_What you need to do_
In your copy, leave out the pictures and repeat the entries below exactly.

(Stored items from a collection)

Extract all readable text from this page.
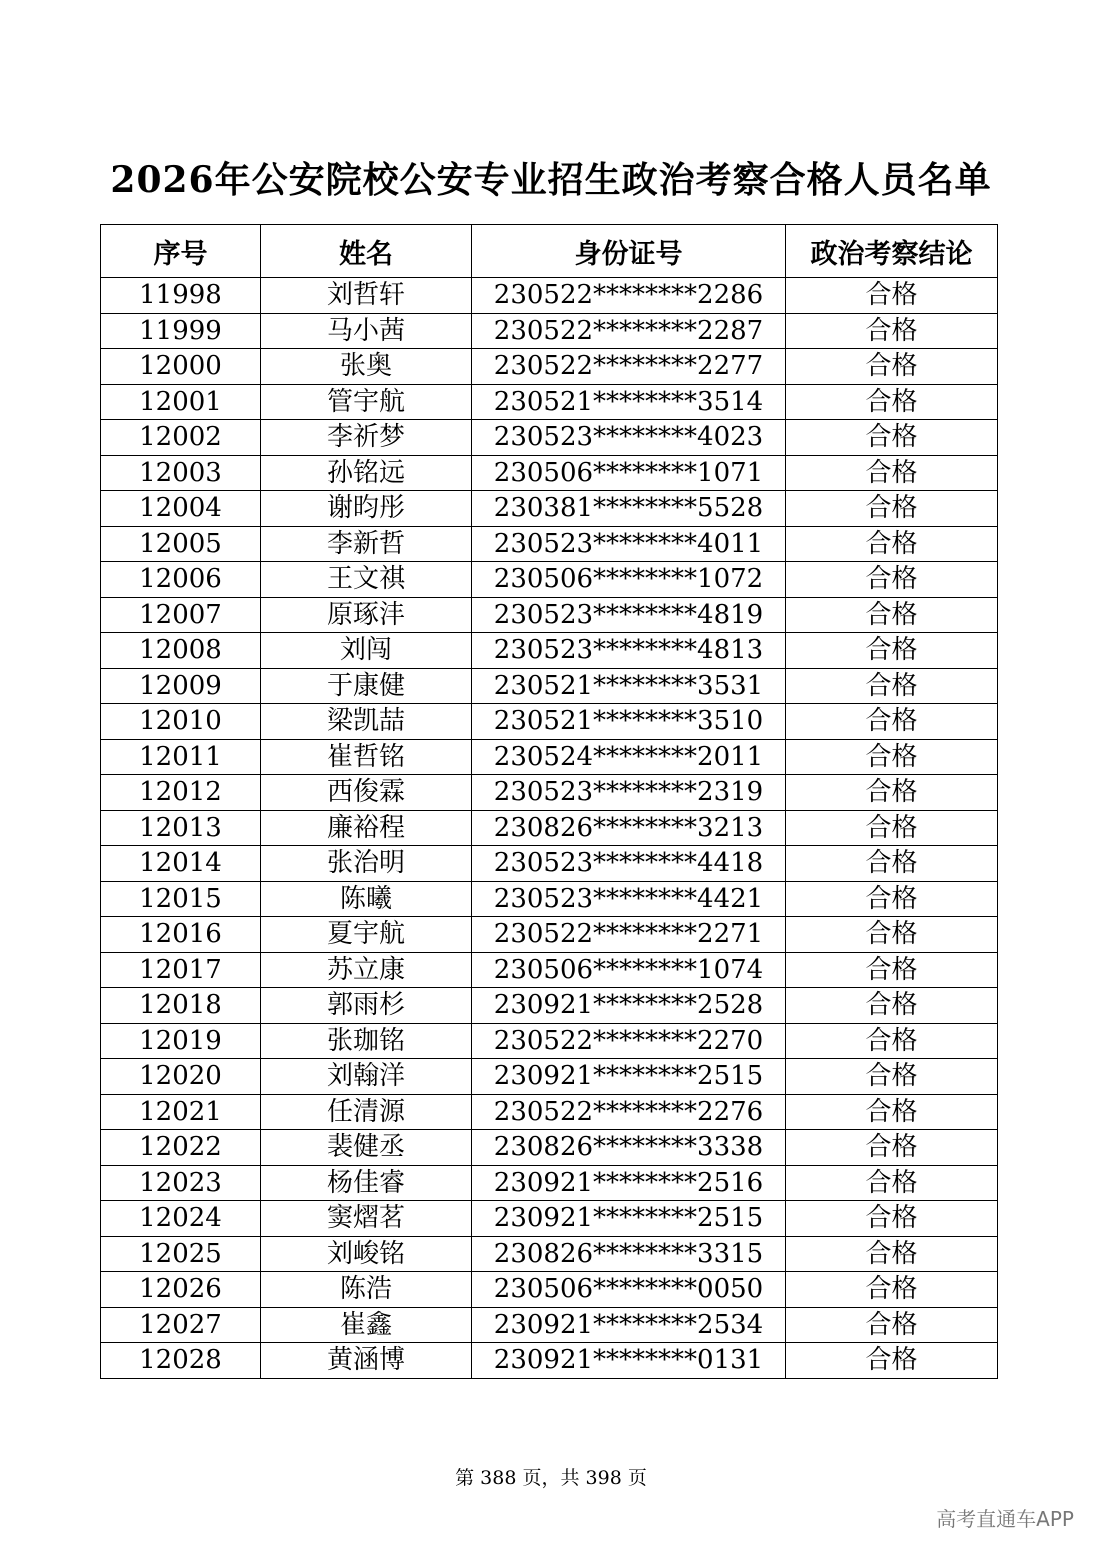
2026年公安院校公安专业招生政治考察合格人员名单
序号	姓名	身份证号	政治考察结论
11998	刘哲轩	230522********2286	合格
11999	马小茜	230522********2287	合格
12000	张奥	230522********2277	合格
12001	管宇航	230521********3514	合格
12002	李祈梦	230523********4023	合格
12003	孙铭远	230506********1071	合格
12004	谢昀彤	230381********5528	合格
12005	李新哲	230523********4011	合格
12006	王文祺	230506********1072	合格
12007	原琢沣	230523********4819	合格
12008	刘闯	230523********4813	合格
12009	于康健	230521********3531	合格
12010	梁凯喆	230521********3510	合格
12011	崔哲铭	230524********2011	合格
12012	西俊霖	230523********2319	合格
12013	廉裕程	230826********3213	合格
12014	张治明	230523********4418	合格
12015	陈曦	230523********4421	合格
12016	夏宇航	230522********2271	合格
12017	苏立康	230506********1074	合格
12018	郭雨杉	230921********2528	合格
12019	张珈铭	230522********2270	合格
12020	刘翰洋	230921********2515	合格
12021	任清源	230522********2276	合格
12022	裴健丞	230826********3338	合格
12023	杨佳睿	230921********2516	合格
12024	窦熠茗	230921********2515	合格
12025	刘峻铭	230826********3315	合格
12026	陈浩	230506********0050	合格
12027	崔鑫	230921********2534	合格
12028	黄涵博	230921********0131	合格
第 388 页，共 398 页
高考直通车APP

_Exercise result_
Extract all readable text from this page.
2026年公安院校公安专业招生政治考察合格人员名单
序号	姓名	身份证号	政治考察结论
11998	刘哲轩	230522********2286	合格
11999	马小茜	230522********2287	合格
12000	张奥	230522********2277	合格
12001	管宇航	230521********3514	合格
12002	李祈梦	230523********4023	合格
12003	孙铭远	230506********1071	合格
12004	谢昀彤	230381********5528	合格
12005	李新哲	230523********4011	合格
12006	王文祺	230506********1072	合格
12007	原琢沣	230523********4819	合格
12008	刘闯	230523********4813	合格
12009	于康健	230521********3531	合格
12010	梁凯喆	230521********3510	合格
12011	崔哲铭	230524********2011	合格
12012	西俊霖	230523********2319	合格
12013	廉裕程	230826********3213	合格
12014	张治明	230523********4418	合格
12015	陈曦	230523********4421	合格
12016	夏宇航	230522********2271	合格
12017	苏立康	230506********1074	合格
12018	郭雨杉	230921********2528	合格
12019	张珈铭	230522********2270	合格
12020	刘翰洋	230921********2515	合格
12021	任清源	230522********2276	合格
12022	裴健丞	230826********3338	合格
12023	杨佳睿	230921********2516	合格
12024	窦熠茗	230921********2515	合格
12025	刘峻铭	230826********3315	合格
12026	陈浩	230506********0050	合格
12027	崔鑫	230921********2534	合格
12028	黄涵博	230921********0131	合格
第 388 页，共 398 页
高考直通车APP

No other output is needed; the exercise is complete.